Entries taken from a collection

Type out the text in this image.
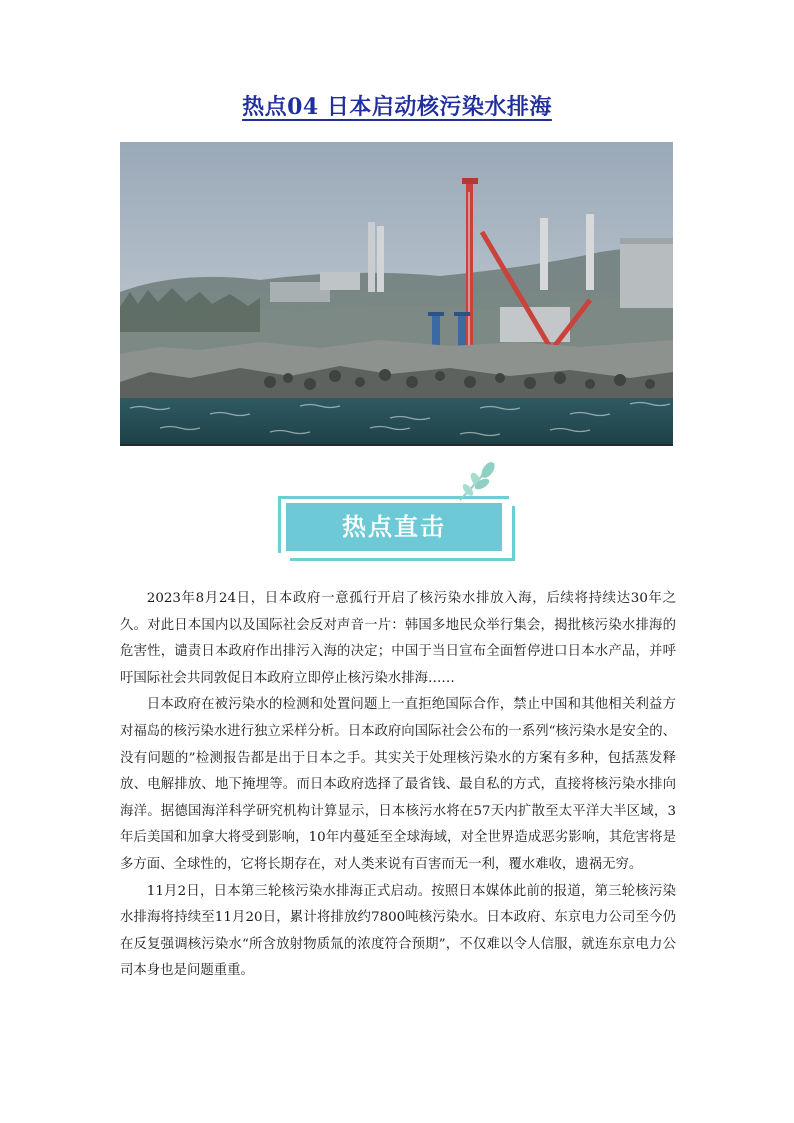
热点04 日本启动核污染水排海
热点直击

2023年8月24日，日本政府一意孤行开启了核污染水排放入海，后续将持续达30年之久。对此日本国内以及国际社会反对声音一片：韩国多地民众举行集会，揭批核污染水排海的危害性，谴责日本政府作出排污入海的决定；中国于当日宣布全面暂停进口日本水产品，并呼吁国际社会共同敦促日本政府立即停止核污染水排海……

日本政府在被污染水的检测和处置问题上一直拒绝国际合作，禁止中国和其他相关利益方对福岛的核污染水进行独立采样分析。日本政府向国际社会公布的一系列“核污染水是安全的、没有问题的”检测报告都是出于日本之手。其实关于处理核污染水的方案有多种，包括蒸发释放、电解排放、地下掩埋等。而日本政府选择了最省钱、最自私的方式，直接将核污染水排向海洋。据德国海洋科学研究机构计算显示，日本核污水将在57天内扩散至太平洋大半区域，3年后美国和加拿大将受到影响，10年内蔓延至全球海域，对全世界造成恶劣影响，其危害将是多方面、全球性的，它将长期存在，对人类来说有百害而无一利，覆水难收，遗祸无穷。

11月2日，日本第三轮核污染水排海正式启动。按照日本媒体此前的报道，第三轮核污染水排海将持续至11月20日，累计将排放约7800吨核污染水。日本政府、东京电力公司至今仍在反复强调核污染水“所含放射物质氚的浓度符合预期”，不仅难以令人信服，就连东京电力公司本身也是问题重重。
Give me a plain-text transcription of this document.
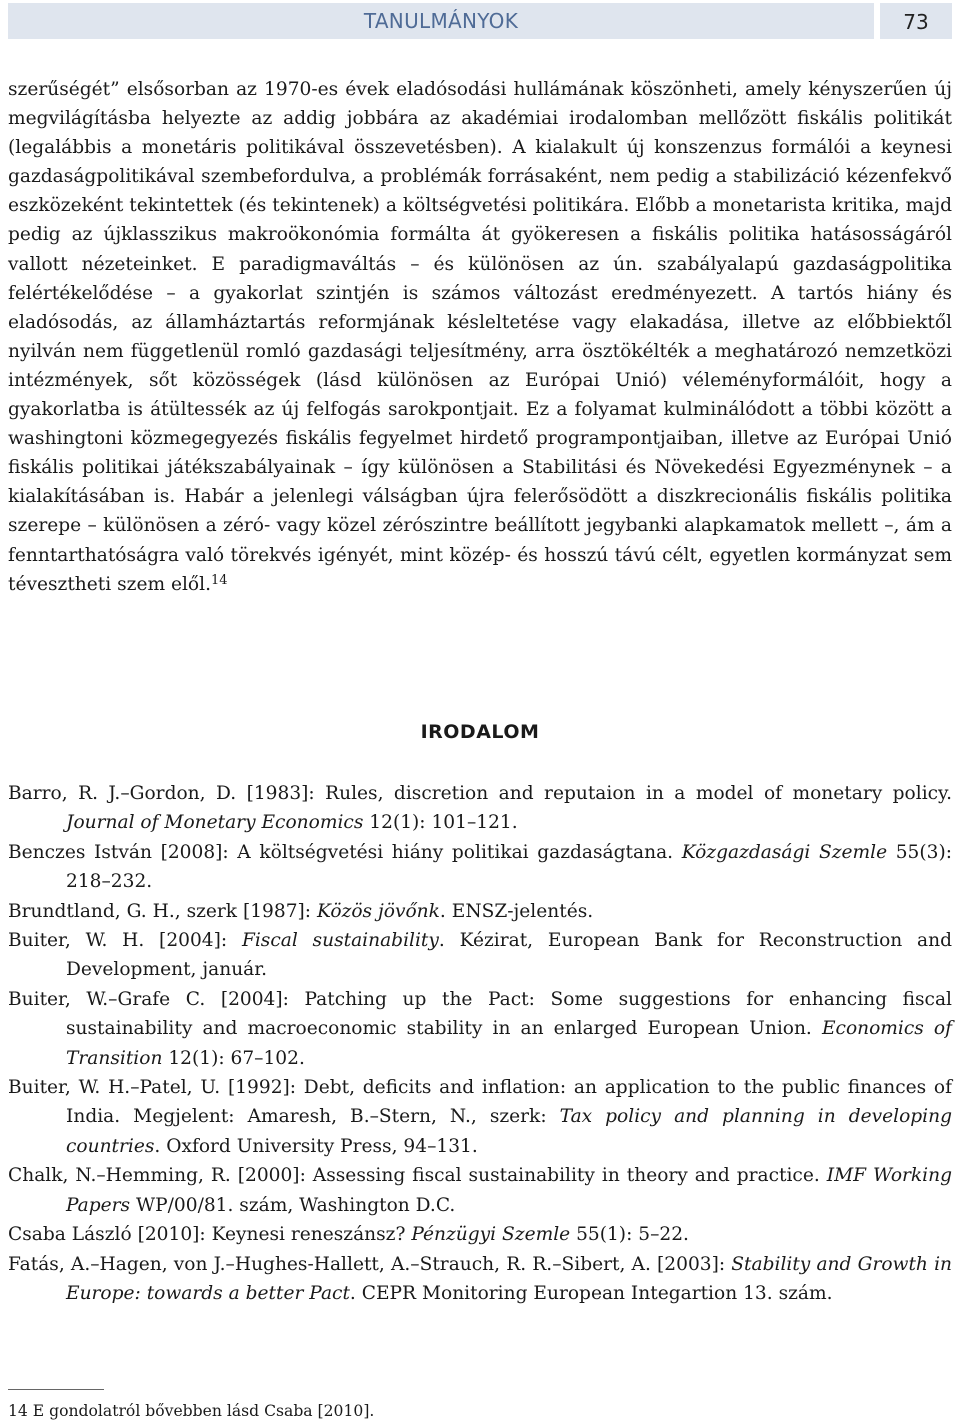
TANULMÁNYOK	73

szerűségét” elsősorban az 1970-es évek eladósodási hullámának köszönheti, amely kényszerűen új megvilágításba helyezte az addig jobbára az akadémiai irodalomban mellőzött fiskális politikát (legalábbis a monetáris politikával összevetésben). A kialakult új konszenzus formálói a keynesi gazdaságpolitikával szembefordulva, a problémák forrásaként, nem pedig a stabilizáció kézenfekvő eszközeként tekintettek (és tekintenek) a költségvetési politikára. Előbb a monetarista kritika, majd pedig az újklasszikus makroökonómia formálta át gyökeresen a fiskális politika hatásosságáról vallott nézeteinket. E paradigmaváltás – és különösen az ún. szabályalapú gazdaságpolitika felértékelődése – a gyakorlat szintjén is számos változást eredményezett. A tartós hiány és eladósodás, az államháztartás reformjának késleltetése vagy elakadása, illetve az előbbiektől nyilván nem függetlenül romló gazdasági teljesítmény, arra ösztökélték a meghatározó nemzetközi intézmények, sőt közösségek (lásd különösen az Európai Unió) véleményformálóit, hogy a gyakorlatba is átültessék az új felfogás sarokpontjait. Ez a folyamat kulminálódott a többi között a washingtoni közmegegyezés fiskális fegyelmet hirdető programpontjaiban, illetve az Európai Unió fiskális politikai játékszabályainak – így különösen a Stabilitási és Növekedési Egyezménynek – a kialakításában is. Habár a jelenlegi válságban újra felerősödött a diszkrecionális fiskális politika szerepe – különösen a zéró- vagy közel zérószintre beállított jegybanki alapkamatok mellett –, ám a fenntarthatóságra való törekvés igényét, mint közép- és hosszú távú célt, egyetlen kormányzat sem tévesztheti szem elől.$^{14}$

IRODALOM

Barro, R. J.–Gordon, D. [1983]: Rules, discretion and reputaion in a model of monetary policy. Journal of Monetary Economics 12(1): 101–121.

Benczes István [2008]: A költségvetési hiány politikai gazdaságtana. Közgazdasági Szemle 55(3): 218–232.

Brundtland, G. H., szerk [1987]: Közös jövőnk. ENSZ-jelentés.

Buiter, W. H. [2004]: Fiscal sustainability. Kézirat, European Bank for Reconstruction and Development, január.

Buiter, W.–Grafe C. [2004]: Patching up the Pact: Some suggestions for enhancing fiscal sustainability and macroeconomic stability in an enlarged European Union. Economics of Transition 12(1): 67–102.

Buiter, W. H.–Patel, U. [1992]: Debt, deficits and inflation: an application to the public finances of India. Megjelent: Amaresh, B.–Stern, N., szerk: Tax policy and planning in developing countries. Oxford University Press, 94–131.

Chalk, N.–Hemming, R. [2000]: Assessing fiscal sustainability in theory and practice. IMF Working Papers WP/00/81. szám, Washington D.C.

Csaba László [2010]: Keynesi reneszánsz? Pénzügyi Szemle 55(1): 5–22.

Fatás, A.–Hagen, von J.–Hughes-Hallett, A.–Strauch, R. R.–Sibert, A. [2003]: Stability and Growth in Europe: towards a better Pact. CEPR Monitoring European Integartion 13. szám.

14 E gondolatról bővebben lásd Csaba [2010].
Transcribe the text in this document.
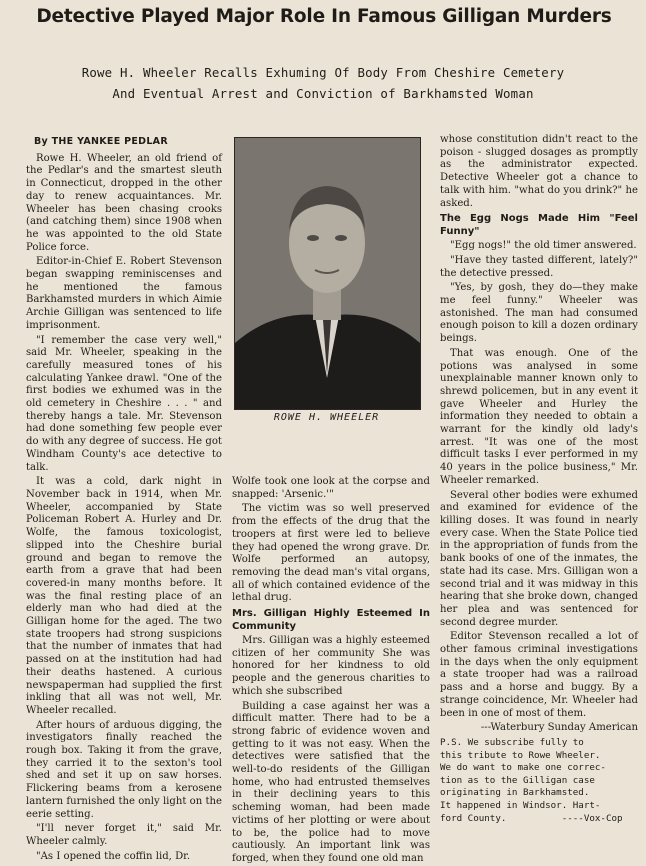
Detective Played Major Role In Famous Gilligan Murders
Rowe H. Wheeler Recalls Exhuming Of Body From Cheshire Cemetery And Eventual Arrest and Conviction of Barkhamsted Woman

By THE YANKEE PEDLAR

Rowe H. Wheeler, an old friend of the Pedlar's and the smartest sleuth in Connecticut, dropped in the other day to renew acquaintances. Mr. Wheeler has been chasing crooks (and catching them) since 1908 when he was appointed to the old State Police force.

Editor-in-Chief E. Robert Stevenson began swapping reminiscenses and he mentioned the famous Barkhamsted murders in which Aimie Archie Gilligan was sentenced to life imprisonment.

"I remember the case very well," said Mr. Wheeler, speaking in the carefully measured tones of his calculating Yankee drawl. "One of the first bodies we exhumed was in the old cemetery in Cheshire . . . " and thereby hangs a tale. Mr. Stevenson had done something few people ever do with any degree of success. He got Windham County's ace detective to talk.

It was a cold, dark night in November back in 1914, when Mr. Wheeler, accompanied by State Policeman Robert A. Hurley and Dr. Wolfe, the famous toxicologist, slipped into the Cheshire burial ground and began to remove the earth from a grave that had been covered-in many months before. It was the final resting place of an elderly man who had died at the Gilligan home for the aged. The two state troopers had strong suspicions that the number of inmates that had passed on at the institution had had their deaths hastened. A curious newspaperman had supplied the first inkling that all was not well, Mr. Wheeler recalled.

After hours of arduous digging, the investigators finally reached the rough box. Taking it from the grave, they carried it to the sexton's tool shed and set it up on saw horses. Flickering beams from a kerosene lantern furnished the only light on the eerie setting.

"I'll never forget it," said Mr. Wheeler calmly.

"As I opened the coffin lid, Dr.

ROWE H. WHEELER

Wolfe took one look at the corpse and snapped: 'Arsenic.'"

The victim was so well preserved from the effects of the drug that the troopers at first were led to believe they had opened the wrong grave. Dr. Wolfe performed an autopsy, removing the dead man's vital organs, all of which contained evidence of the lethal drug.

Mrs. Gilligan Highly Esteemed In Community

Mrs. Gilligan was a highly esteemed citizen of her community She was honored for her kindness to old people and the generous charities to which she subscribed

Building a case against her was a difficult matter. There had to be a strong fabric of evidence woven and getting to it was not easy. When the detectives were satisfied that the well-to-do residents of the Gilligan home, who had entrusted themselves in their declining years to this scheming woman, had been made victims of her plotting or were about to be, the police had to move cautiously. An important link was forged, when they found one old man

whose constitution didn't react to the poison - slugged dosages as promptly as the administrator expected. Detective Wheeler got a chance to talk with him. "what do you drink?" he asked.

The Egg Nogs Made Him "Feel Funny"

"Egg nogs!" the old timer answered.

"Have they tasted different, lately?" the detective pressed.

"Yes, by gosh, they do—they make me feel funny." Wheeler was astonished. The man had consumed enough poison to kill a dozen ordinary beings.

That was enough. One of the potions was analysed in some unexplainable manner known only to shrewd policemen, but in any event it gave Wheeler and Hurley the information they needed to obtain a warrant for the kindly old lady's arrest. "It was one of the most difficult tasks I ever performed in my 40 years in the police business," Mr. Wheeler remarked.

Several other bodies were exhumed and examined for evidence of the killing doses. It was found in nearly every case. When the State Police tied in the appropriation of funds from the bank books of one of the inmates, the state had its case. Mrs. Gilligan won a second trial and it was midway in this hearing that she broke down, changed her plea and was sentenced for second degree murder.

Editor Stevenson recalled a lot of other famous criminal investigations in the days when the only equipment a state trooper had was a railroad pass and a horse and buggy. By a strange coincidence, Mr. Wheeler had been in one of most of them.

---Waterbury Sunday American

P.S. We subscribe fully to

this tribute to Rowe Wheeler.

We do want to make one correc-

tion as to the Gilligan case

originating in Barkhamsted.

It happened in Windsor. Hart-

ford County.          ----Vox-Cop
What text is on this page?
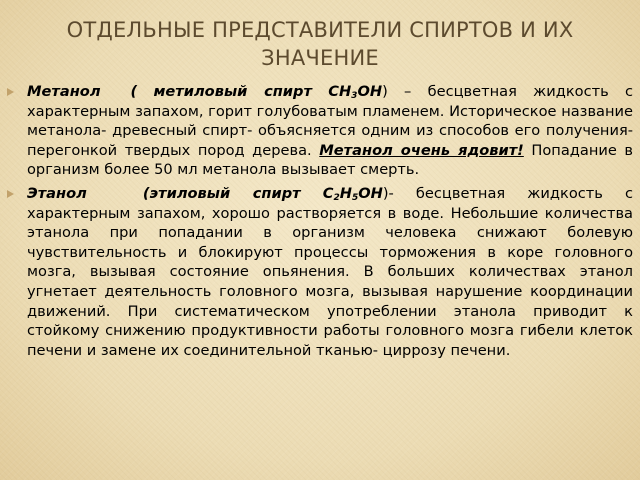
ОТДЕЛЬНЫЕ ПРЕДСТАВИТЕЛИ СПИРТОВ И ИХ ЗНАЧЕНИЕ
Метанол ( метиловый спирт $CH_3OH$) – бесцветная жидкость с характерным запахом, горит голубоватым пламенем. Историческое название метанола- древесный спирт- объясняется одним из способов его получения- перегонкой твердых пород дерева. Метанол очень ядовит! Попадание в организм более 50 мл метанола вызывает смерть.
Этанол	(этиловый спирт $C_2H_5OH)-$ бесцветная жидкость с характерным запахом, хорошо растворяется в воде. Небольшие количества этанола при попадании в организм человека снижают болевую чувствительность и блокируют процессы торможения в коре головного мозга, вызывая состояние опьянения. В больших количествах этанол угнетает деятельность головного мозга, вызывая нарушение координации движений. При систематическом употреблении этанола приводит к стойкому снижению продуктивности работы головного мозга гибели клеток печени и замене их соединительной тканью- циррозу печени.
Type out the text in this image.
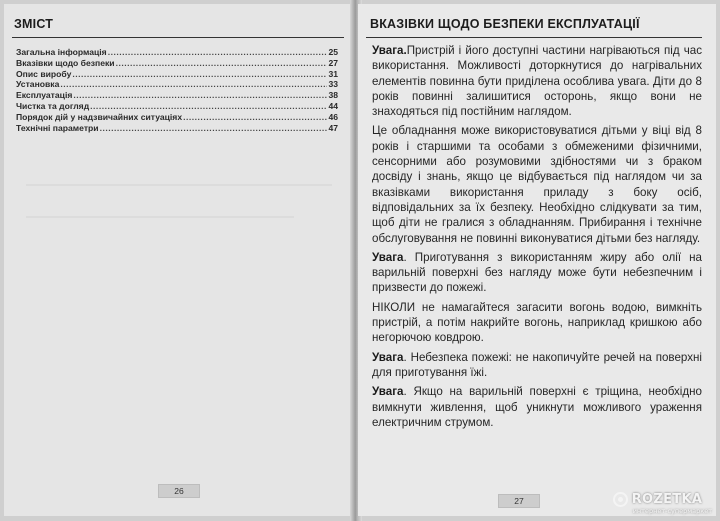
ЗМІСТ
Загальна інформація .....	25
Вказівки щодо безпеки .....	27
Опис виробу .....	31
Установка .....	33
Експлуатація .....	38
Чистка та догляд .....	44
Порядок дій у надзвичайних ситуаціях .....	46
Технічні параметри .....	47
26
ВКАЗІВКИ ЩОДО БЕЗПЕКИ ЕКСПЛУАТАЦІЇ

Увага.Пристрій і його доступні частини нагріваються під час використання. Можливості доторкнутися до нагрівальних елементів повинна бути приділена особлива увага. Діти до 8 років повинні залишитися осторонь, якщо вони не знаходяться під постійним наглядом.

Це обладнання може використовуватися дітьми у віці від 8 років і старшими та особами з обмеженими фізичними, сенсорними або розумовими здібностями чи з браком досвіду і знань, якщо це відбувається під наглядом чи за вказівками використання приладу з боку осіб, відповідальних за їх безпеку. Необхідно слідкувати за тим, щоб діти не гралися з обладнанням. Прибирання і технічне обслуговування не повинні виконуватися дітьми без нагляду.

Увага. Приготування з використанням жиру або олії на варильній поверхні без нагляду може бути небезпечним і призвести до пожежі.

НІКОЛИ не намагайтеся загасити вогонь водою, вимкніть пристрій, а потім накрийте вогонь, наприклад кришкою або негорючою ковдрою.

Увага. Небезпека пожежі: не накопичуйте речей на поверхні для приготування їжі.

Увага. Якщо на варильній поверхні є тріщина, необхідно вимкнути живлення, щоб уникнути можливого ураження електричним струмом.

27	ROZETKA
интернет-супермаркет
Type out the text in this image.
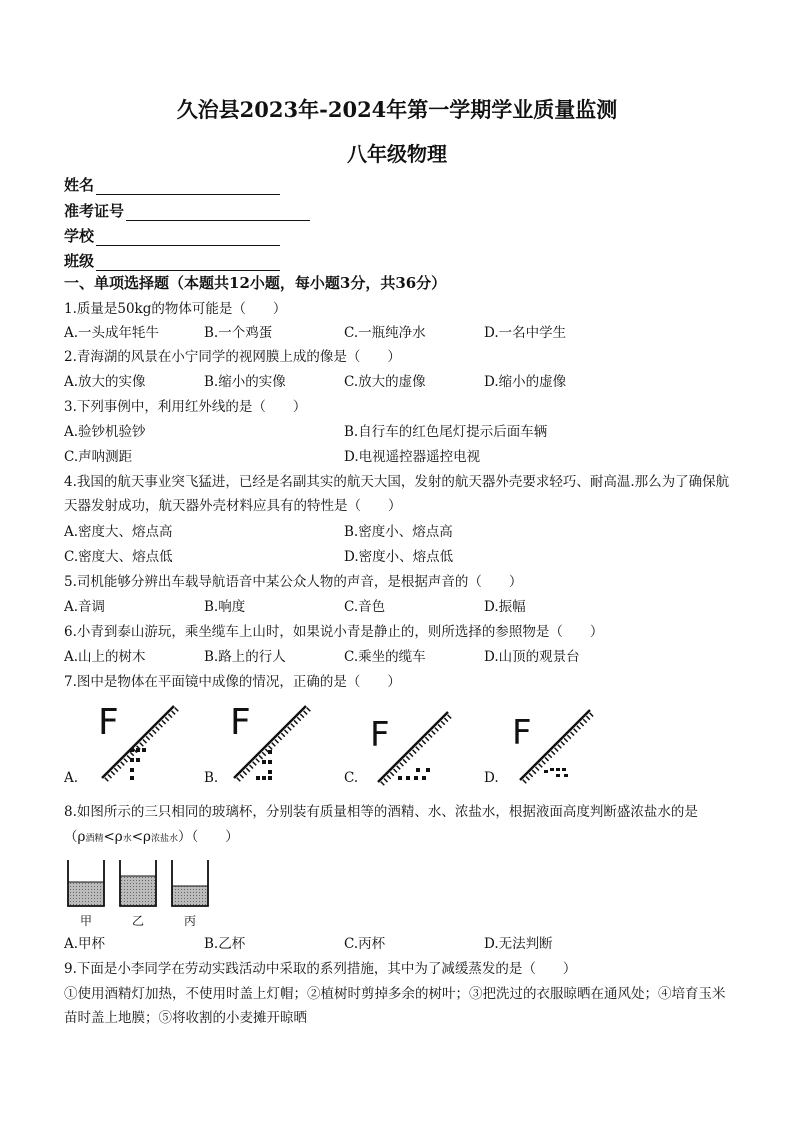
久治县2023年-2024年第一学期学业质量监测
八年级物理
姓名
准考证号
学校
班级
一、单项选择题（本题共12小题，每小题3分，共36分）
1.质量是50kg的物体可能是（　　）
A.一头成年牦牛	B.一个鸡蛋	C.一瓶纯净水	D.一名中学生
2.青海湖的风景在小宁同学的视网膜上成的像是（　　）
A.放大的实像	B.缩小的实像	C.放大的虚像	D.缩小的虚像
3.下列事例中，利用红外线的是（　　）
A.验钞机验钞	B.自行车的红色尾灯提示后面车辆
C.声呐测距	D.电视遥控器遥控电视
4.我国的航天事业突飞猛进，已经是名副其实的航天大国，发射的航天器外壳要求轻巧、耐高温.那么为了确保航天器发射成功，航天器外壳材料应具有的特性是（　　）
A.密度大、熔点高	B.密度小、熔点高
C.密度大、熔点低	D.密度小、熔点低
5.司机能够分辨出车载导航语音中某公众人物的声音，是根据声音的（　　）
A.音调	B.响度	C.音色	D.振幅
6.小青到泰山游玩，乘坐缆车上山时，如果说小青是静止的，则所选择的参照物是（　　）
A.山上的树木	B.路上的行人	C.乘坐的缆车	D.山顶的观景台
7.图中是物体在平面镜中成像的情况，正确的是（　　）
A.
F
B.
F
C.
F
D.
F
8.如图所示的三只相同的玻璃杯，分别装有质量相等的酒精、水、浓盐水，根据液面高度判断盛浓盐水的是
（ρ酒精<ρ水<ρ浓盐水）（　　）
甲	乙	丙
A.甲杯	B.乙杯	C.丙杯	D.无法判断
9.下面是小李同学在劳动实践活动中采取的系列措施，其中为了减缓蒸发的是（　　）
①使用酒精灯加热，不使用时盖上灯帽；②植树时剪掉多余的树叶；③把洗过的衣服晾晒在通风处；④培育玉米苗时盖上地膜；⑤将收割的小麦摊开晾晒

## Problem to solve
Among the records above, find each line holding the string "talk" and pull it out.

## Written response
"I remember the case very well," said Mr. Wheeler, speaking in the carefully measured tones of his calculating Yankee drawl. "One of the first bodies we exhumed was in the old cemetery in Cheshire . . . " and thereby hangs a tale. Mr. Stevenson had done something few people ever do with any degree of success. He got Windham County's ace detective to talk.
whose constitution didn't react to the poison - slugged dosages as promptly as the administrator expected. Detective Wheeler got a chance to talk with him. "what do you drink?" he asked.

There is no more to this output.